## TASK DETAILS
Please write out the material that follows, exactly as it stands.

** start of RECORD EXTRACTS **

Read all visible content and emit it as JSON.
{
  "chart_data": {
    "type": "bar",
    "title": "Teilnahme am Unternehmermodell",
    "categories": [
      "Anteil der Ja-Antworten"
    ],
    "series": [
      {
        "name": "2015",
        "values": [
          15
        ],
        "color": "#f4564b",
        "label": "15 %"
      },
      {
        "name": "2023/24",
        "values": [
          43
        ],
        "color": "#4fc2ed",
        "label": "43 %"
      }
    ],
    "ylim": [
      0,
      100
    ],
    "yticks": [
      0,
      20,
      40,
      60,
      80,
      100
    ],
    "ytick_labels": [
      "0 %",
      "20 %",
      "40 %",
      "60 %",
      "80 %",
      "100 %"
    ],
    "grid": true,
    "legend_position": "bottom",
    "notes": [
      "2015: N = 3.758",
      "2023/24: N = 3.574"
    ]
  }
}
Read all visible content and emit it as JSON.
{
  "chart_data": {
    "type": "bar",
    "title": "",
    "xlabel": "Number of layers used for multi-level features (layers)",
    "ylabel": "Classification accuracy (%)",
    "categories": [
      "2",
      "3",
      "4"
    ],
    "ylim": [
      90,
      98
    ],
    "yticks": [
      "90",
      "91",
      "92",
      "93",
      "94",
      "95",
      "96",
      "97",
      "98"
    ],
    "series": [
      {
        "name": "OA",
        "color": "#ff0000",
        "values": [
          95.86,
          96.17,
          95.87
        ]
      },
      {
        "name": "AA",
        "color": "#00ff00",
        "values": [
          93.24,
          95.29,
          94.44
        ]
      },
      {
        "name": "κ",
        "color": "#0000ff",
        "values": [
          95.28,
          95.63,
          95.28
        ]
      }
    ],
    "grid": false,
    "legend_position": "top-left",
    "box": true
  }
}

** end of RECORD EXTRACTS **

## RESULT OF THIS TASK
Read all visible content and emit it as JSON.
{
  "chart_data": {
    "type": "bar",
    "title": "Teilnahme am Unternehmermodell",
    "categories": [
      "Anteil der Ja-Antworten"
    ],
    "series": [
      {
        "name": "2015",
        "values": [
          15
        ],
        "color": "#f4564b",
        "label": "15 %"
      },
      {
        "name": "2023/24",
        "values": [
          43
        ],
        "color": "#4fc2ed",
        "label": "43 %"
      }
    ],
    "ylim": [
      0,
      100
    ],
    "yticks": [
      0,
      20,
      40,
      60,
      80,
      100
    ],
    "ytick_labels": [
      "0 %",
      "20 %",
      "40 %",
      "60 %",
      "80 %",
      "100 %"
    ],
    "grid": true,
    "legend_position": "bottom",
    "notes": [
      "2015: N = 3.758",
      "2023/24: N = 3.574"
    ]
  }
}
Read all visible content and emit it as JSON.
{
  "chart_data": {
    "type": "bar",
    "title": "",
    "xlabel": "Number of layers used for multi-level features (layers)",
    "ylabel": "Classification accuracy (%)",
    "categories": [
      "2",
      "3",
      "4"
    ],
    "ylim": [
      90,
      98
    ],
    "yticks": [
      "90",
      "91",
      "92",
      "93",
      "94",
      "95",
      "96",
      "97",
      "98"
    ],
    "series": [
      {
        "name": "OA",
        "color": "#ff0000",
        "values": [
          95.86,
          96.17,
          95.87
        ]
      },
      {
        "name": "AA",
        "color": "#00ff00",
        "values": [
          93.24,
          95.29,
          94.44
        ]
      },
      {
        "name": "κ",
        "color": "#0000ff",
        "values": [
          95.28,
          95.63,
          95.28
        ]
      }
    ],
    "grid": false,
    "legend_position": "top-left",
    "box": true
  }
}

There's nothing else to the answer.